● What needs to be done:
Set down the material once more, exactly as it appears.
# Input records start
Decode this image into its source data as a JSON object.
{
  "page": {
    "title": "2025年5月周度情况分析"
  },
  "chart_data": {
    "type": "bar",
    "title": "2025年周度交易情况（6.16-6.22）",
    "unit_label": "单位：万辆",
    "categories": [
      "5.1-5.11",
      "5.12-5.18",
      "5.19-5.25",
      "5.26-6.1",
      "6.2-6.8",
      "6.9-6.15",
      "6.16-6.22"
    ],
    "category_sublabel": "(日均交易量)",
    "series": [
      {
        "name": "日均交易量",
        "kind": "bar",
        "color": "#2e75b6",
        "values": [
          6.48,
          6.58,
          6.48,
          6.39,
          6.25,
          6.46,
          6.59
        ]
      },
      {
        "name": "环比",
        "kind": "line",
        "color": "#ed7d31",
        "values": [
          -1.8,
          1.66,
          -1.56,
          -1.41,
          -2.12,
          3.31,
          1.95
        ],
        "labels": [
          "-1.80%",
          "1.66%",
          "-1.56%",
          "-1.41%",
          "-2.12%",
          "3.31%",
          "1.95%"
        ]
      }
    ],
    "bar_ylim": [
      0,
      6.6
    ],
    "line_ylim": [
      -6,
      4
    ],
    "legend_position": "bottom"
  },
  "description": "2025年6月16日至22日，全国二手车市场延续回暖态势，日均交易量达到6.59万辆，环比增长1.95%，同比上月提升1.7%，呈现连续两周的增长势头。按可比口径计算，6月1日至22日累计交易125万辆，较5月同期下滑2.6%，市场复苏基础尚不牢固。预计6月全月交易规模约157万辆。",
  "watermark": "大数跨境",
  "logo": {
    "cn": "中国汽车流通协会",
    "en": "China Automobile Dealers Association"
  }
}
# Input records end
● Complete answer:
Decode this image into its source data as a JSON object.
{
  "page": {
    "title": "2025年5月周度情况分析"
  },
  "chart_data": {
    "type": "bar",
    "title": "2025年周度交易情况（6.16-6.22）",
    "unit_label": "单位：万辆",
    "categories": [
      "5.1-5.11",
      "5.12-5.18",
      "5.19-5.25",
      "5.26-6.1",
      "6.2-6.8",
      "6.9-6.15",
      "6.16-6.22"
    ],
    "category_sublabel": "(日均交易量)",
    "series": [
      {
        "name": "日均交易量",
        "kind": "bar",
        "color": "#2e75b6",
        "values": [
          6.48,
          6.58,
          6.48,
          6.39,
          6.25,
          6.46,
          6.59
        ]
      },
      {
        "name": "环比",
        "kind": "line",
        "color": "#ed7d31",
        "values": [
          -1.8,
          1.66,
          -1.56,
          -1.41,
          -2.12,
          3.31,
          1.95
        ],
        "labels": [
          "-1.80%",
          "1.66%",
          "-1.56%",
          "-1.41%",
          "-2.12%",
          "3.31%",
          "1.95%"
        ]
      }
    ],
    "bar_ylim": [
      0,
      6.6
    ],
    "line_ylim": [
      -6,
      4
    ],
    "legend_position": "bottom"
  },
  "description": "2025年6月16日至22日，全国二手车市场延续回暖态势，日均交易量达到6.59万辆，环比增长1.95%，同比上月提升1.7%，呈现连续两周的增长势头。按可比口径计算，6月1日至22日累计交易125万辆，较5月同期下滑2.6%，市场复苏基础尚不牢固。预计6月全月交易规模约157万辆。",
  "watermark": "大数跨境",
  "logo": {
    "cn": "中国汽车流通协会",
    "en": "China Automobile Dealers Association"
  }
}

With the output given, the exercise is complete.